** Start Entries **

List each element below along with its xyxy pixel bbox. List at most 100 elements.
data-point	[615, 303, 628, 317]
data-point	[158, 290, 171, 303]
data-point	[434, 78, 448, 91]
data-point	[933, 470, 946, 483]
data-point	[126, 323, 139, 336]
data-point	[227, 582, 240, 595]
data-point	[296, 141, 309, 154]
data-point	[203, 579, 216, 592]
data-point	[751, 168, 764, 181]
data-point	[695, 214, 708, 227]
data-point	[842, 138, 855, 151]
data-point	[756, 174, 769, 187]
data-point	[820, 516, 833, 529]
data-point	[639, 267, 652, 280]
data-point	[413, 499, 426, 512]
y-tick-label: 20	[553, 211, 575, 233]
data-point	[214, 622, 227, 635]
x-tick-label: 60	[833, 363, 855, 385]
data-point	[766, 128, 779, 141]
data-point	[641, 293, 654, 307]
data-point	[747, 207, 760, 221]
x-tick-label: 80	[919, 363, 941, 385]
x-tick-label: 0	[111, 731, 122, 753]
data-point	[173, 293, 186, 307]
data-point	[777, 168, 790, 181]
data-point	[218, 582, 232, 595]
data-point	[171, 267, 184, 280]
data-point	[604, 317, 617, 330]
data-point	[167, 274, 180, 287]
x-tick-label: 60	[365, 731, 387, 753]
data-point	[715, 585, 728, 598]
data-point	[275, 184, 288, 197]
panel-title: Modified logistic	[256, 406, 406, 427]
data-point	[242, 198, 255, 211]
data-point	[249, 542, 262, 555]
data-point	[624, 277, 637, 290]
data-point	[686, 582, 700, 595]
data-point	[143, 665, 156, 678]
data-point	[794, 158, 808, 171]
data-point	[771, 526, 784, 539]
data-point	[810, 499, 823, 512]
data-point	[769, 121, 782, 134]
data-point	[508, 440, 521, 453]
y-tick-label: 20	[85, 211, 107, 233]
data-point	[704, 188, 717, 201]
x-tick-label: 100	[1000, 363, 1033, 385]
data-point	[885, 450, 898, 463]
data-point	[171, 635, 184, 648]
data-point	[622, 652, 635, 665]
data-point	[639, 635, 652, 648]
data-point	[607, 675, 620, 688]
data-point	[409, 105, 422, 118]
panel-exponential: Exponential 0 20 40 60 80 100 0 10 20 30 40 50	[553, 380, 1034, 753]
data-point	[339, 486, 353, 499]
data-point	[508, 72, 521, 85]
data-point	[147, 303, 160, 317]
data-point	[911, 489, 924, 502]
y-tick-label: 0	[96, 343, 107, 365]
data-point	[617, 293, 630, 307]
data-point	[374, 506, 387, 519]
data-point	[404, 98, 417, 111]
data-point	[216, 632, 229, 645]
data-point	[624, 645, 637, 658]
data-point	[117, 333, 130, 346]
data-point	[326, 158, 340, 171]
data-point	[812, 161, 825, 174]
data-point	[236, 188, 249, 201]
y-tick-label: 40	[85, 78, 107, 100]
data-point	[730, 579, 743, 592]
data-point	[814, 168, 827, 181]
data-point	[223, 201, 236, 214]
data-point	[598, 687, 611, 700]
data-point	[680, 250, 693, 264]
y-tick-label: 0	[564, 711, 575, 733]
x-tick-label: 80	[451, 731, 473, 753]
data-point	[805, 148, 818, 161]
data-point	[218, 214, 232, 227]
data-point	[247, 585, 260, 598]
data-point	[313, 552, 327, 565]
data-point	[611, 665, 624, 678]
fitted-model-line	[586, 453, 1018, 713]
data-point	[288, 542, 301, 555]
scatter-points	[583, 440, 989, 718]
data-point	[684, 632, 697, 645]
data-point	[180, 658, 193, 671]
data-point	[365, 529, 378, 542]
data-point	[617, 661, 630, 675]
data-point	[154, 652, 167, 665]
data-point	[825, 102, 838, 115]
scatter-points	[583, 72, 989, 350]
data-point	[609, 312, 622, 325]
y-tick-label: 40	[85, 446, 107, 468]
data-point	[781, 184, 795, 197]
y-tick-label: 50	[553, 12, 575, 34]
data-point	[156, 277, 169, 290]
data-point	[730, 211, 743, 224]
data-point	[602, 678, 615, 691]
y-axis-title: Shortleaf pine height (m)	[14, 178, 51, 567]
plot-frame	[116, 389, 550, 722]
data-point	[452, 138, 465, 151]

** End Entries **

## What you should do
Reproduce every row above without changing anything.

## Output of the task
List each element below along with its xyxy pixel bbox. List at most 100 elements.
data-point	[615, 303, 628, 317]
data-point	[158, 290, 171, 303]
data-point	[434, 78, 448, 91]
data-point	[933, 470, 946, 483]
data-point	[126, 323, 139, 336]
data-point	[227, 582, 240, 595]
data-point	[296, 141, 309, 154]
data-point	[203, 579, 216, 592]
data-point	[751, 168, 764, 181]
data-point	[695, 214, 708, 227]
data-point	[842, 138, 855, 151]
data-point	[756, 174, 769, 187]
data-point	[820, 516, 833, 529]
data-point	[639, 267, 652, 280]
data-point	[413, 499, 426, 512]
y-tick-label: 20	[553, 211, 575, 233]
data-point	[214, 622, 227, 635]
x-tick-label: 60	[833, 363, 855, 385]
data-point	[766, 128, 779, 141]
data-point	[641, 293, 654, 307]
data-point	[747, 207, 760, 221]
x-tick-label: 80	[919, 363, 941, 385]
x-tick-label: 0	[111, 731, 122, 753]
data-point	[173, 293, 186, 307]
data-point	[777, 168, 790, 181]
data-point	[218, 582, 232, 595]
data-point	[171, 267, 184, 280]
data-point	[604, 317, 617, 330]
data-point	[167, 274, 180, 287]
x-tick-label: 60	[365, 731, 387, 753]
data-point	[715, 585, 728, 598]
data-point	[275, 184, 288, 197]
panel-title: Modified logistic	[256, 406, 406, 427]
data-point	[242, 198, 255, 211]
data-point	[249, 542, 262, 555]
data-point	[624, 277, 637, 290]
data-point	[686, 582, 700, 595]
data-point	[143, 665, 156, 678]
data-point	[794, 158, 808, 171]
data-point	[771, 526, 784, 539]
data-point	[810, 499, 823, 512]
data-point	[769, 121, 782, 134]
data-point	[508, 440, 521, 453]
y-tick-label: 20	[85, 211, 107, 233]
data-point	[704, 188, 717, 201]
x-tick-label: 100	[1000, 363, 1033, 385]
data-point	[885, 450, 898, 463]
data-point	[171, 635, 184, 648]
data-point	[622, 652, 635, 665]
data-point	[639, 635, 652, 648]
data-point	[607, 675, 620, 688]
data-point	[409, 105, 422, 118]
panel-exponential: Exponential 0 20 40 60 80 100 0 10 20 30 40 50	[553, 380, 1034, 753]
data-point	[339, 486, 353, 499]
data-point	[508, 72, 521, 85]
data-point	[147, 303, 160, 317]
data-point	[911, 489, 924, 502]
y-tick-label: 0	[96, 343, 107, 365]
data-point	[617, 293, 630, 307]
data-point	[374, 506, 387, 519]
data-point	[404, 98, 417, 111]
data-point	[216, 632, 229, 645]
data-point	[624, 645, 637, 658]
data-point	[117, 333, 130, 346]
data-point	[326, 158, 340, 171]
data-point	[812, 161, 825, 174]
data-point	[236, 188, 249, 201]
y-tick-label: 40	[85, 78, 107, 100]
data-point	[730, 579, 743, 592]
data-point	[814, 168, 827, 181]
data-point	[223, 201, 236, 214]
data-point	[598, 687, 611, 700]
data-point	[680, 250, 693, 264]
y-tick-label: 0	[564, 711, 575, 733]
x-tick-label: 80	[451, 731, 473, 753]
data-point	[805, 148, 818, 161]
data-point	[218, 214, 232, 227]
data-point	[247, 585, 260, 598]
data-point	[313, 552, 327, 565]
data-point	[611, 665, 624, 678]
fitted-model-line	[586, 453, 1018, 713]
data-point	[288, 542, 301, 555]
scatter-points	[583, 440, 989, 718]
data-point	[684, 632, 697, 645]
data-point	[180, 658, 193, 671]
data-point	[365, 529, 378, 542]
data-point	[617, 661, 630, 675]
data-point	[154, 652, 167, 665]
data-point	[825, 102, 838, 115]
scatter-points	[583, 72, 989, 350]
data-point	[609, 312, 622, 325]
y-tick-label: 40	[85, 446, 107, 468]
data-point	[781, 184, 795, 197]
y-tick-label: 50	[553, 12, 575, 34]
data-point	[156, 277, 169, 290]
data-point	[730, 211, 743, 224]
data-point	[602, 678, 615, 691]
y-axis-title: Shortleaf pine height (m)	[14, 178, 51, 567]
plot-frame	[116, 389, 550, 722]
data-point	[452, 138, 465, 151]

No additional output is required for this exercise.